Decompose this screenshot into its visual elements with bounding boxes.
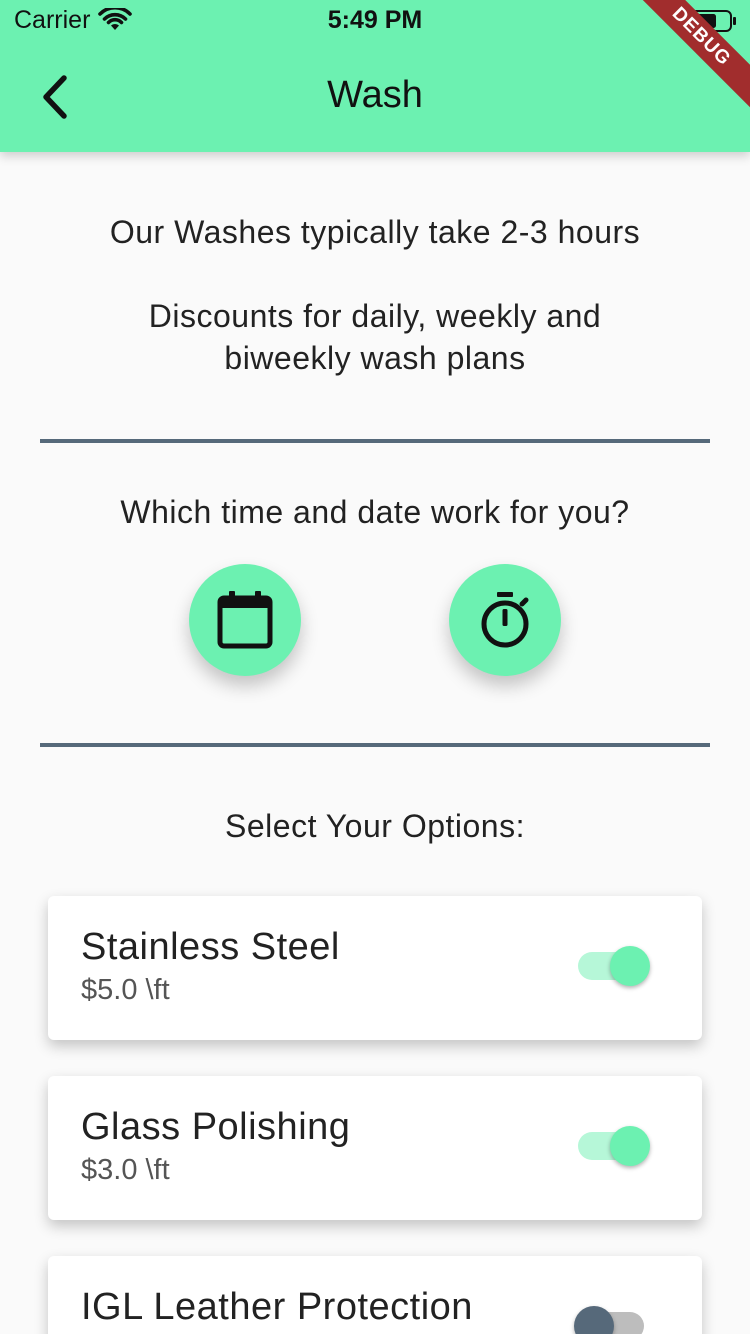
toggle-thumb: [574, 1306, 614, 1334]
toggle-thumb: [610, 946, 650, 986]
option-card-igl-leather-protection: IGL Leather Protection: [48, 1256, 702, 1334]
option-title: Stainless Steel: [81, 926, 340, 968]
select-time-button[interactable]: [449, 564, 561, 676]
discount-text-line1: Discounts for daily, weekly and: [148, 298, 602, 334]
option-card-glass-polishing: Glass Polishing $3.0 \ft: [48, 1076, 702, 1220]
option-price: $3.0 \ft: [81, 1154, 170, 1186]
schedule-prompt: Which time and date work for you?: [120, 494, 630, 530]
status-bar: Carrier 5:49 PM: [0, 0, 750, 40]
wash-screen: Carrier 5:49 PM Wash DEBUG Our Washes ty…: [0, 0, 750, 1334]
option-price: $5.0 \ft: [81, 974, 170, 1006]
section-divider: [40, 743, 710, 747]
app-bar: Carrier 5:49 PM Wash DEBUG: [0, 0, 750, 152]
option-toggle[interactable]: [574, 1306, 650, 1334]
section-divider: [40, 439, 710, 443]
calendar-icon: [217, 591, 273, 649]
toggle-thumb: [610, 1126, 650, 1166]
timer-icon: [481, 592, 529, 648]
option-title: IGL Leather Protection: [81, 1286, 473, 1328]
option-card-stainless-steel: Stainless Steel $5.0 \ft: [48, 896, 702, 1040]
options-heading: Select Your Options:: [225, 808, 525, 844]
option-toggle[interactable]: [578, 946, 650, 986]
select-date-button[interactable]: [189, 564, 301, 676]
discount-text-line2: biweekly wash plans: [224, 340, 526, 376]
option-title: Glass Polishing: [81, 1106, 351, 1148]
status-time: 5:49 PM: [327, 6, 423, 34]
option-toggle[interactable]: [578, 1126, 650, 1166]
page-title: Wash: [327, 74, 423, 116]
wash-duration-text: Our Washes typically take 2-3 hours: [109, 214, 641, 250]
═══
Reproduce the lines of the listing from the one containing "toggle-thumb: [574, 1306, 614, 1334]" through the last line, both included, with no changes.

• _Exercise output_:
toggle-thumb: [574, 1306, 614, 1334]
toggle-thumb: [610, 946, 650, 986]
option-card-igl-leather-protection: IGL Leather Protection: [48, 1256, 702, 1334]
option-title: Stainless Steel: [81, 926, 340, 968]
select-time-button[interactable]: [449, 564, 561, 676]
discount-text-line1: Discounts for daily, weekly and: [148, 298, 602, 334]
option-card-glass-polishing: Glass Polishing $3.0 \ft: [48, 1076, 702, 1220]
option-price: $3.0 \ft: [81, 1154, 170, 1186]
schedule-prompt: Which time and date work for you?: [120, 494, 630, 530]
status-bar: Carrier 5:49 PM: [0, 0, 750, 40]
wash-screen: Carrier 5:49 PM Wash DEBUG Our Washes ty…: [0, 0, 750, 1334]
option-price: $5.0 \ft: [81, 974, 170, 1006]
section-divider: [40, 743, 710, 747]
app-bar: Carrier 5:49 PM Wash DEBUG: [0, 0, 750, 152]
option-toggle[interactable]: [574, 1306, 650, 1334]
section-divider: [40, 439, 710, 443]
calendar-icon: [217, 591, 273, 649]
toggle-thumb: [610, 1126, 650, 1166]
timer-icon: [481, 592, 529, 648]
option-title: IGL Leather Protection: [81, 1286, 473, 1328]
option-card-stainless-steel: Stainless Steel $5.0 \ft: [48, 896, 702, 1040]
options-heading: Select Your Options:: [225, 808, 525, 844]
option-toggle[interactable]: [578, 946, 650, 986]
select-date-button[interactable]: [189, 564, 301, 676]
discount-text-line2: biweekly wash plans: [224, 340, 526, 376]
option-title: Glass Polishing: [81, 1106, 351, 1148]
status-time: 5:49 PM: [327, 6, 423, 34]
option-toggle[interactable]: [578, 1126, 650, 1166]
page-title: Wash: [327, 74, 423, 116]
wash-duration-text: Our Washes typically take 2-3 hours: [109, 214, 641, 250]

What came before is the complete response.